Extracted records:
........

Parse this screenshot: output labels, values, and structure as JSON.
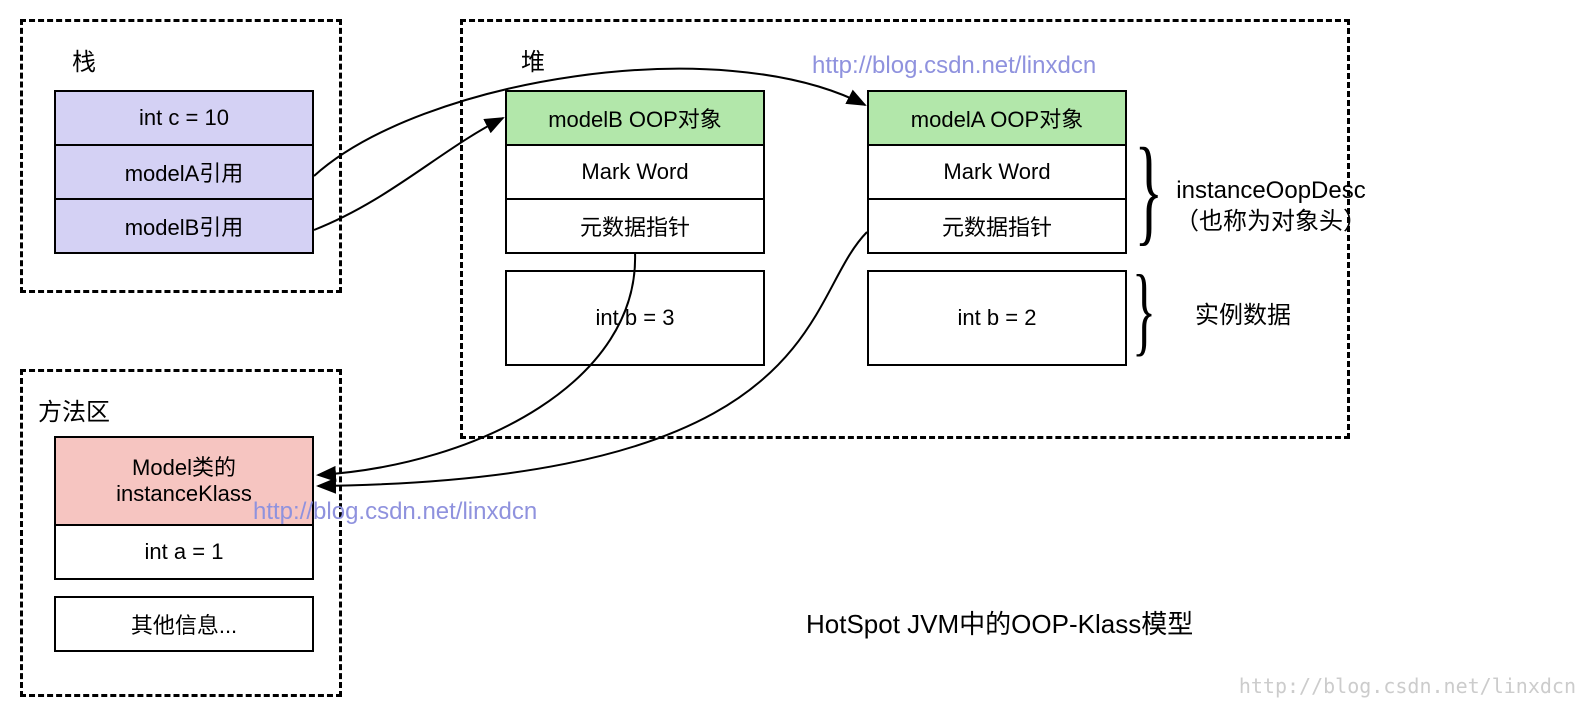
{
  "stack": {
    "label": "栈",
    "cells": [
      "int c = 10",
      "modelA引用",
      "modelB引用"
    ]
  },
  "heap": {
    "label": "堆",
    "modelB": {
      "header": "modelB OOP对象",
      "rows": [
        "Mark Word",
        "元数据指针",
        "int b = 3"
      ]
    },
    "modelA": {
      "header": "modelA OOP对象",
      "rows": [
        "Mark Word",
        "元数据指针",
        "int b = 2"
      ]
    }
  },
  "method_area": {
    "label": "方法区",
    "klass_header": "Model类的\ninstanceKlass",
    "rows": [
      "int a = 1",
      "其他信息..."
    ]
  },
  "annotations": {
    "oopdesc": "instanceOopDesc\n（也称为对象头）",
    "instance_data": "实例数据"
  },
  "caption": "HotSpot JVM中的OOP-Klass模型",
  "watermark": "http://blog.csdn.net/linxdcn",
  "footer_watermark": "http://blog.csdn.net/linxdcn"
}
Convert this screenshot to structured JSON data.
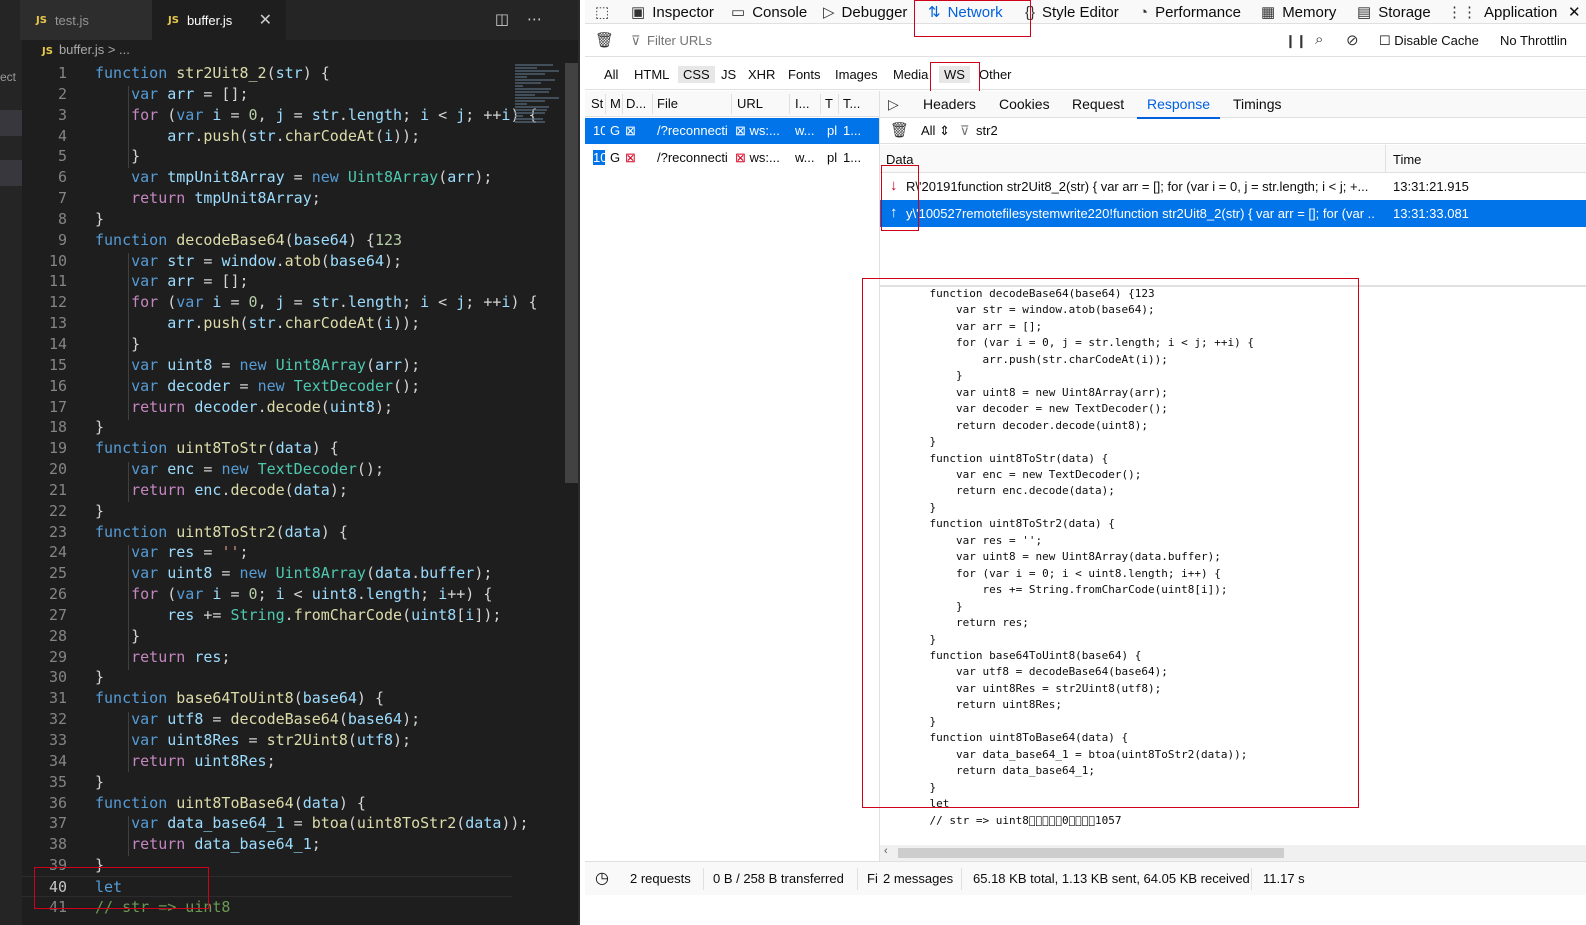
{
  "editor": {
    "tabs": [
      {
        "label": "test.js",
        "badge": "JS"
      },
      {
        "label": "buffer.js",
        "badge": "JS"
      }
    ],
    "close_glyph": "✕",
    "breadcrumb": "buffer.js > ...",
    "left_panel_text": "ect",
    "lines": [
      "1",
      "2",
      "3",
      "4",
      "5",
      "6",
      "7",
      "8",
      "9",
      "10",
      "11",
      "12",
      "13",
      "14",
      "15",
      "16",
      "17",
      "18",
      "19",
      "20",
      "21",
      "22",
      "23",
      "24",
      "25",
      "26",
      "27",
      "28",
      "29",
      "30",
      "31",
      "32",
      "33",
      "34",
      "35",
      "36",
      "37",
      "38",
      "39",
      "40",
      "41"
    ],
    "current_line": "40"
  },
  "devtools": {
    "toolbar": [
      {
        "label": "Inspector",
        "icon": "inspector-icon"
      },
      {
        "label": "Console",
        "icon": "console-icon"
      },
      {
        "label": "Debugger",
        "icon": "debugger-icon"
      },
      {
        "label": "Network",
        "icon": "network-icon"
      },
      {
        "label": "Style Editor",
        "icon": "style-editor-icon"
      },
      {
        "label": "Performance",
        "icon": "performance-icon"
      },
      {
        "label": "Memory",
        "icon": "memory-icon"
      },
      {
        "label": "Storage",
        "icon": "storage-icon"
      },
      {
        "label": "Application",
        "icon": "application-icon"
      }
    ],
    "filter_placeholder": "Filter URLs",
    "disable_cache": "Disable Cache",
    "throttling": "No Throttlin",
    "types": [
      "All",
      "HTML",
      "CSS",
      "JS",
      "XHR",
      "Fonts",
      "Images",
      "Media",
      "WS",
      "Other"
    ],
    "selected_type": "WS",
    "request_columns": [
      "St",
      "M",
      "D...",
      "File",
      "URL",
      "I...",
      "T",
      "T..."
    ],
    "requests": [
      {
        "status": "10",
        "method": "G",
        "file": "/?reconnecti",
        "url": "ws:...",
        "initiator": "w...",
        "type": "pl",
        "transferred": "1..."
      },
      {
        "status": "10",
        "method": "G",
        "file": "/?reconnecti",
        "url": "ws:...",
        "initiator": "w...",
        "type": "pl",
        "transferred": "1..."
      }
    ],
    "detail_tabs": [
      "Headers",
      "Cookies",
      "Request",
      "Response",
      "Timings"
    ],
    "active_detail_tab": "Response",
    "msg_filter_type": "All",
    "msg_filter_text": "str2",
    "msg_columns": {
      "data": "Data",
      "time": "Time"
    },
    "messages": [
      {
        "direction": "↓",
        "data": "R\\'20191function str2Uit8_2(str) { var arr = []; for (var i = 0, j = str.length; i < j; +...",
        "time": "13:31:21.915"
      },
      {
        "direction": "↑",
        "data": "y\\'100527remotefilesystemwrite220!function str2Uit8_2(str) { var arr = []; for (var ...",
        "time": "13:31:33.081"
      }
    ],
    "payload": "    function decodeBase64(base64) {123\n        var str = window.atob(base64);\n        var arr = [];\n        for (var i = 0, j = str.length; i < j; ++i) {\n            arr.push(str.charCodeAt(i));\n        }\n        var uint8 = new Uint8Array(arr);\n        var decoder = new TextDecoder();\n        return decoder.decode(uint8);\n    }\n    function uint8ToStr(data) {\n        var enc = new TextDecoder();\n        return enc.decode(data);\n    }\n    function uint8ToStr2(data) {\n        var res = '';\n        var uint8 = new Uint8Array(data.buffer);\n        for (var i = 0; i < uint8.length; i++) {\n            res += String.fromCharCode(uint8[i]);\n        }\n        return res;\n    }\n    function base64ToUint8(base64) {\n        var utf8 = decodeBase64(base64);\n        var uint8Res = str2Uint8(utf8);\n        return uint8Res;\n    }\n    function uint8ToBase64(data) {\n        var data_base64_1 = btoa(uint8ToStr2(data));\n        return data_base64_1;\n    }\n    let\n    // str => uint8\u0000\u0000\u0000\u0000\u00000\u0000\u0000\u0000\u00001057",
    "status": {
      "requests": "2 requests",
      "transferred": "0 B / 258 B transferred",
      "finish": "Fi",
      "messages": "2 messages",
      "totals": "65.18 KB total, 1.13 KB sent, 64.05 KB received",
      "duration": "11.17 s"
    }
  },
  "colors": {
    "accent": "#0060df",
    "selection": "#0074e8",
    "annotation": "#d0021b"
  }
}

........

▶ [Work to be completed]:
Identify each line containing the string "Response" and copy it out.

▶ [Exercise result]:
      "Response",
    "active_detail_tab": "Response",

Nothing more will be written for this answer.